What is expected
Drop every picture, then transcribe the remaining data exactly.

— start of Material provided —

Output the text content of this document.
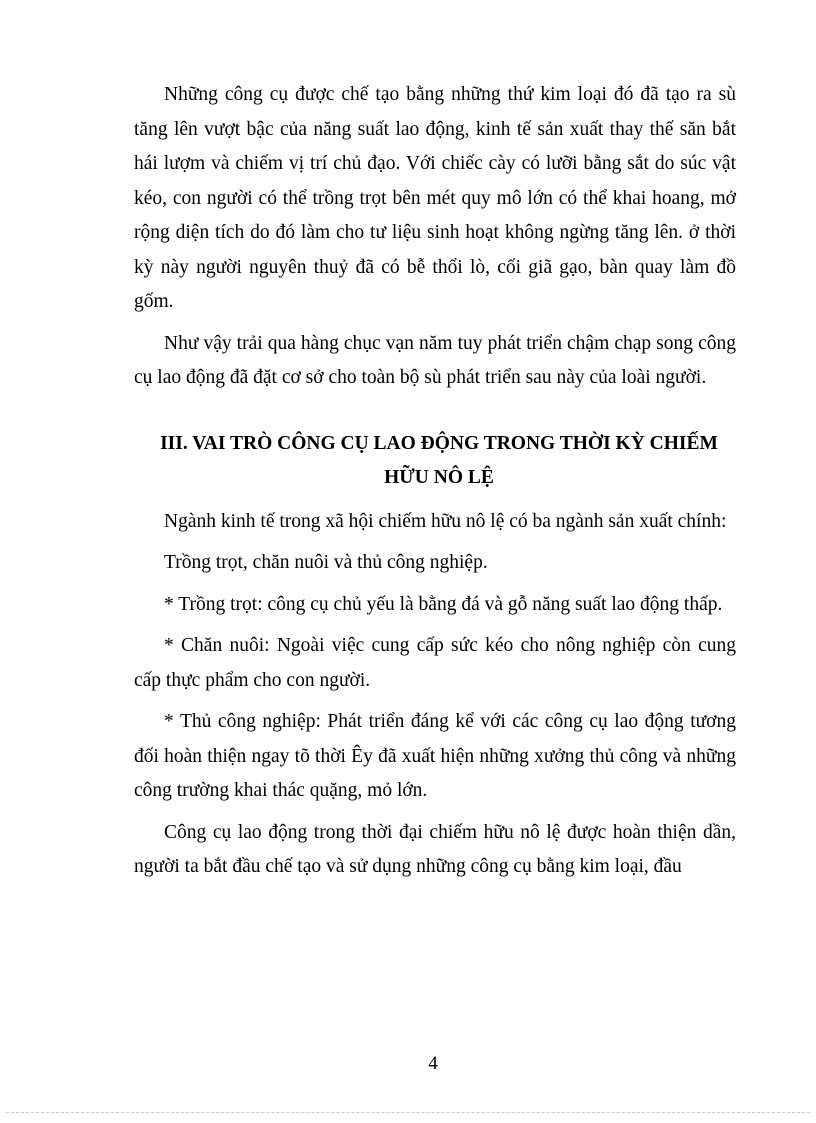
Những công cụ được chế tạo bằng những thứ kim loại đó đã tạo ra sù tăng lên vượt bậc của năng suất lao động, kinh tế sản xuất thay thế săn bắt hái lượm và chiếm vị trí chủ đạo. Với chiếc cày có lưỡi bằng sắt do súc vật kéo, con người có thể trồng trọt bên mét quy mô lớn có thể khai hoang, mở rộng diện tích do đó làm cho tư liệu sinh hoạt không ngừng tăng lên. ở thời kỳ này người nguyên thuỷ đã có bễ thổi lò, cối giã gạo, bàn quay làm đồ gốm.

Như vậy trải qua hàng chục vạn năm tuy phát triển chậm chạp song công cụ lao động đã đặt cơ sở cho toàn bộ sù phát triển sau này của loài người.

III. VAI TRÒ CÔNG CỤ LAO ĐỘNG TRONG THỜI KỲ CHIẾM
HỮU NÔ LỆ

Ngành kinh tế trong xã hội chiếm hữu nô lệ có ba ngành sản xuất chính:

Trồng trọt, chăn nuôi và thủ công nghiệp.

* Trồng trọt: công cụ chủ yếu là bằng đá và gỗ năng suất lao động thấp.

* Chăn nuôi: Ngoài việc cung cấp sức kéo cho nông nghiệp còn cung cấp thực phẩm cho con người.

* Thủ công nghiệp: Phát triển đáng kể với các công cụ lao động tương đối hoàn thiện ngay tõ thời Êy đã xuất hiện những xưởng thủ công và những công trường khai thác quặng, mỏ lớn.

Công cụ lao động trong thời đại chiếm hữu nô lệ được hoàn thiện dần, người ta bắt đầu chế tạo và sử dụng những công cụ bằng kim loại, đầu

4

— end of Material provided —

Task answer
Output the text content of this document.
Những công cụ được chế tạo bằng những thứ kim loại đó đã tạo ra sù tăng lên vượt bậc của năng suất lao động, kinh tế sản xuất thay thế săn bắt hái lượm và chiếm vị trí chủ đạo. Với chiếc cày có lưỡi bằng sắt do súc vật kéo, con người có thể trồng trọt bên mét quy mô lớn có thể khai hoang, mở rộng diện tích do đó làm cho tư liệu sinh hoạt không ngừng tăng lên. ở thời kỳ này người nguyên thuỷ đã có bễ thổi lò, cối giã gạo, bàn quay làm đồ gốm.

Như vậy trải qua hàng chục vạn năm tuy phát triển chậm chạp song công cụ lao động đã đặt cơ sở cho toàn bộ sù phát triển sau này của loài người.

III. VAI TRÒ CÔNG CỤ LAO ĐỘNG TRONG THỜI KỲ CHIẾM
HỮU NÔ LỆ

Ngành kinh tế trong xã hội chiếm hữu nô lệ có ba ngành sản xuất chính:

Trồng trọt, chăn nuôi và thủ công nghiệp.

* Trồng trọt: công cụ chủ yếu là bằng đá và gỗ năng suất lao động thấp.

* Chăn nuôi: Ngoài việc cung cấp sức kéo cho nông nghiệp còn cung cấp thực phẩm cho con người.

* Thủ công nghiệp: Phát triển đáng kể với các công cụ lao động tương đối hoàn thiện ngay tõ thời Êy đã xuất hiện những xưởng thủ công và những công trường khai thác quặng, mỏ lớn.

Công cụ lao động trong thời đại chiếm hữu nô lệ được hoàn thiện dần, người ta bắt đầu chế tạo và sử dụng những công cụ bằng kim loại, đầu

4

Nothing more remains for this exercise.